What the exercise asks :: Copy the lines of the listing below verbatim, starting with the line containing "date-option[interactable]: Nd 2 [463, 90, 492, 175]" and ending with the line containing "price-bar[interactable] [68, 90, 89, 134]", both included.

━━━ Records supplied ━━━

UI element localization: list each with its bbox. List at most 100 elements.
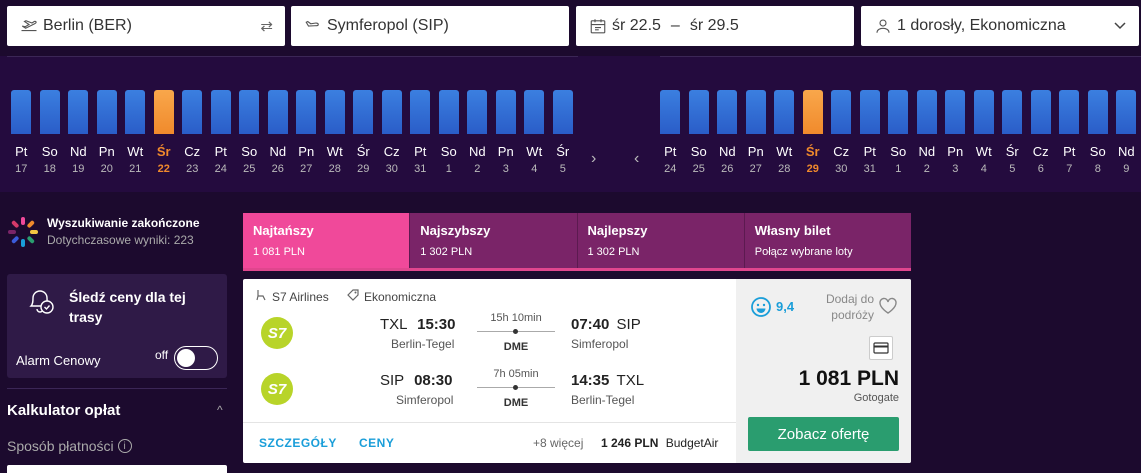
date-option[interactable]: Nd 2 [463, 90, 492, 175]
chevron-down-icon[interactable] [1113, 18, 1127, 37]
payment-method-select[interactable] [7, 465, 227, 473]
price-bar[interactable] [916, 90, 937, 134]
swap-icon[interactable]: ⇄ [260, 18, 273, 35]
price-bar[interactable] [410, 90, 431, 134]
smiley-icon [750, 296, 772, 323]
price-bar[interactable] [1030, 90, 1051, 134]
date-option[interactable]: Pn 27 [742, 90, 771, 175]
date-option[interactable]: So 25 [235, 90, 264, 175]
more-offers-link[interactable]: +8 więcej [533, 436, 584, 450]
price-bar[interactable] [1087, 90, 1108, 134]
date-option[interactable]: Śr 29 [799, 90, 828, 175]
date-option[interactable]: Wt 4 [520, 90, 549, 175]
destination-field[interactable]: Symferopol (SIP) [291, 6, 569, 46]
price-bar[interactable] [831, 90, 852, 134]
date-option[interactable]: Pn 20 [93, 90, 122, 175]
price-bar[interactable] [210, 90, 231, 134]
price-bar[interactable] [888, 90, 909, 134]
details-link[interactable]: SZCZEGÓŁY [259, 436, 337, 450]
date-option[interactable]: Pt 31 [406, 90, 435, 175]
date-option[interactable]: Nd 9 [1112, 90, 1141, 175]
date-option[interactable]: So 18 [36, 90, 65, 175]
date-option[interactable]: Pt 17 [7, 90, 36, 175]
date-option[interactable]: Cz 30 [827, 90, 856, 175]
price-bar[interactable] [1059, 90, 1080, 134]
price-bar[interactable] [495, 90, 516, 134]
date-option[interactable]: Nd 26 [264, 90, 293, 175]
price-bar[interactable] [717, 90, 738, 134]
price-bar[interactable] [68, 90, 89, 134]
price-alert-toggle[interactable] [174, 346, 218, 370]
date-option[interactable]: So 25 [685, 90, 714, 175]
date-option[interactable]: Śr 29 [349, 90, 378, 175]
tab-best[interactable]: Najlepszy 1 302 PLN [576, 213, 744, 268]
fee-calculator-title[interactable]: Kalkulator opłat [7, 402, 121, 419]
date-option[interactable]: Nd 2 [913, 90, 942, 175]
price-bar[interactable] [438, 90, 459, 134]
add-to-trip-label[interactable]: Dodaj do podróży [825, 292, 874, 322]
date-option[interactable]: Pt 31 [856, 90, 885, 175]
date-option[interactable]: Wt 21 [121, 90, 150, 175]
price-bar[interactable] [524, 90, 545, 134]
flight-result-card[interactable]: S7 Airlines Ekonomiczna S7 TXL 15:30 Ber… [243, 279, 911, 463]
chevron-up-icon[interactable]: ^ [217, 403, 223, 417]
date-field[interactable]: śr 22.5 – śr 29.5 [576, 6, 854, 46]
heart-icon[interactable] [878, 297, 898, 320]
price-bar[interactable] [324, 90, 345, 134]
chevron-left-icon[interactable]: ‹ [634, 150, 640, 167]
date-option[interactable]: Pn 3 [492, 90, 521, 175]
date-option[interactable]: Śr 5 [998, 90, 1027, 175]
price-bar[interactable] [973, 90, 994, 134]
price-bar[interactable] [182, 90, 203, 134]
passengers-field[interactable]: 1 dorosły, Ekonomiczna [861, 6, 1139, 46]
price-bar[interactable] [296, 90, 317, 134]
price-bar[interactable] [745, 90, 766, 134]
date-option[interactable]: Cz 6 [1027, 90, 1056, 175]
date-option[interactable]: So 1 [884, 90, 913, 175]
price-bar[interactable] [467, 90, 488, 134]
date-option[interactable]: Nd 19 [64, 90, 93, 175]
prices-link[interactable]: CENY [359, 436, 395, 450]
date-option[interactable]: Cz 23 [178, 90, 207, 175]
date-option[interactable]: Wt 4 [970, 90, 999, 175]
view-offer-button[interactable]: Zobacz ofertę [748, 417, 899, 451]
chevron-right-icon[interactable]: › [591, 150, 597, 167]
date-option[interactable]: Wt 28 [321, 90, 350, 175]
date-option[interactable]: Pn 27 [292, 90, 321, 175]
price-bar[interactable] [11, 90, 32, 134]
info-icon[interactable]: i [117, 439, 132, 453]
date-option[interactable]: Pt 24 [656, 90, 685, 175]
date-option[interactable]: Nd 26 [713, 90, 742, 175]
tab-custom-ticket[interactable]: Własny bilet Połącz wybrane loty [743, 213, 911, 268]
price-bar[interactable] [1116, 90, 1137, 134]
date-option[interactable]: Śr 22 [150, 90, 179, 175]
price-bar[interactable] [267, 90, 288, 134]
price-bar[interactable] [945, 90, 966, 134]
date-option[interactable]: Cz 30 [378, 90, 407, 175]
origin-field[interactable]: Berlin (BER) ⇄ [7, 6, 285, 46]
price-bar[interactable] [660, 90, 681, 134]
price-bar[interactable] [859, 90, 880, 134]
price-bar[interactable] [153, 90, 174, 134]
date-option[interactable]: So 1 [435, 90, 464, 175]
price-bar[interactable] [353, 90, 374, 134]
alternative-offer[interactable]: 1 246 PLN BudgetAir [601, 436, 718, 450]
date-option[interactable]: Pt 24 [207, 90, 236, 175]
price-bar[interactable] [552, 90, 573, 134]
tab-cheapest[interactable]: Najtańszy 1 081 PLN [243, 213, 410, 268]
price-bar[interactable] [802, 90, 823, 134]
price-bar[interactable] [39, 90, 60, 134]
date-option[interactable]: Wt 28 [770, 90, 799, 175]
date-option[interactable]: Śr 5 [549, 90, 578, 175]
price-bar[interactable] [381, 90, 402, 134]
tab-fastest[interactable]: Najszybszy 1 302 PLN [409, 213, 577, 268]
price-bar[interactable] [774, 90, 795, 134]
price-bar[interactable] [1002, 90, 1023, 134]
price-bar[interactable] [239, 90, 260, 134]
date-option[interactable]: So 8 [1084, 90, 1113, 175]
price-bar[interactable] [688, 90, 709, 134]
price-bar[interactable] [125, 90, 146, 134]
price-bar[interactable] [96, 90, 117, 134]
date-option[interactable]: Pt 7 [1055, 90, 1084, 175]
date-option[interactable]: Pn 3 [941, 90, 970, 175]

━━━

Solution for this exercise ::
date-option[interactable]: Nd 2 [463, 90, 492, 175]
chevron-down-icon[interactable] [1113, 18, 1127, 37]
payment-method-select[interactable] [7, 465, 227, 473]
price-bar[interactable] [916, 90, 937, 134]
swap-icon[interactable]: ⇄ [260, 18, 273, 35]
price-bar[interactable] [410, 90, 431, 134]
smiley-icon [750, 296, 772, 323]
price-bar[interactable] [1030, 90, 1051, 134]
date-option[interactable]: Pn 27 [742, 90, 771, 175]
date-option[interactable]: So 25 [235, 90, 264, 175]
more-offers-link[interactable]: +8 więcej [533, 436, 584, 450]
price-bar[interactable] [1087, 90, 1108, 134]
date-option[interactable]: Śr 29 [799, 90, 828, 175]
date-option[interactable]: Wt 4 [520, 90, 549, 175]
destination-field[interactable]: Symferopol (SIP) [291, 6, 569, 46]
price-bar[interactable] [831, 90, 852, 134]
date-option[interactable]: Pn 20 [93, 90, 122, 175]
price-bar[interactable] [210, 90, 231, 134]
price-bar[interactable] [888, 90, 909, 134]
details-link[interactable]: SZCZEGÓŁY [259, 436, 337, 450]
date-option[interactable]: Pt 31 [406, 90, 435, 175]
date-option[interactable]: Nd 9 [1112, 90, 1141, 175]
date-option[interactable]: So 18 [36, 90, 65, 175]
date-option[interactable]: Pt 17 [7, 90, 36, 175]
date-option[interactable]: Cz 30 [827, 90, 856, 175]
price-bar[interactable] [1059, 90, 1080, 134]
price-bar[interactable] [495, 90, 516, 134]
date-option[interactable]: Nd 26 [264, 90, 293, 175]
price-bar[interactable] [717, 90, 738, 134]
price-bar[interactable] [68, 90, 89, 134]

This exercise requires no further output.